§ Objective:
Output the entries word for word. Omit images.

start Records to use

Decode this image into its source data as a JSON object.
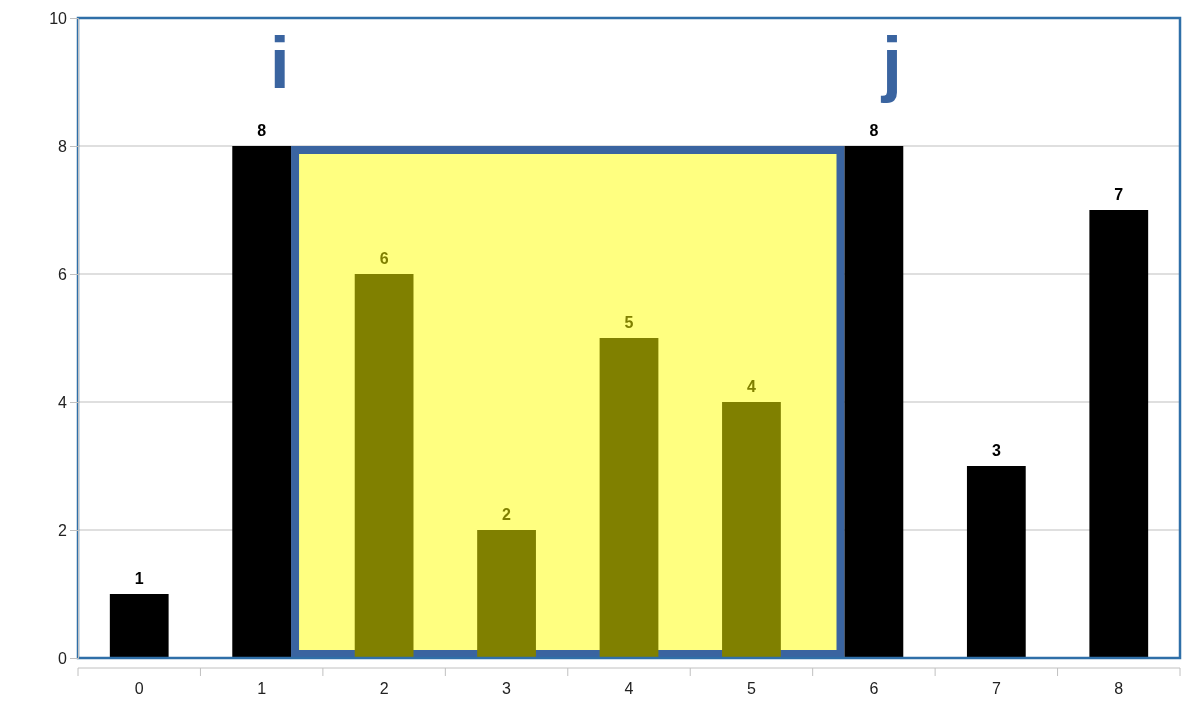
{
  "chart_data": {
    "type": "bar",
    "categories": [
      "0",
      "1",
      "2",
      "3",
      "4",
      "5",
      "6",
      "7",
      "8"
    ],
    "values": [
      1,
      8,
      6,
      2,
      5,
      4,
      8,
      3,
      7
    ],
    "colors": [
      "#000000",
      "#000000",
      "#808000",
      "#808000",
      "#808000",
      "#808000",
      "#000000",
      "#000000",
      "#000000"
    ],
    "ylim": [
      0,
      10
    ],
    "yticks": [
      0,
      2,
      4,
      6,
      8,
      10
    ],
    "grid": "y",
    "data_labels": true,
    "bands": [
      {
        "axis": "x",
        "from": "1",
        "to": "6",
        "color": "#ffff80"
      }
    ],
    "annotations": [
      "i",
      "j"
    ]
  }
}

end Records to use

§ Solution to this exercise:
Decode this image into its source data as a JSON object.
{
  "chart_data": {
    "type": "bar",
    "categories": [
      "0",
      "1",
      "2",
      "3",
      "4",
      "5",
      "6",
      "7",
      "8"
    ],
    "values": [
      1,
      8,
      6,
      2,
      5,
      4,
      8,
      3,
      7
    ],
    "colors": [
      "#000000",
      "#000000",
      "#808000",
      "#808000",
      "#808000",
      "#808000",
      "#000000",
      "#000000",
      "#000000"
    ],
    "ylim": [
      0,
      10
    ],
    "yticks": [
      0,
      2,
      4,
      6,
      8,
      10
    ],
    "grid": "y",
    "data_labels": true,
    "bands": [
      {
        "axis": "x",
        "from": "1",
        "to": "6",
        "color": "#ffff80"
      }
    ],
    "annotations": [
      "i",
      "j"
    ]
  }
}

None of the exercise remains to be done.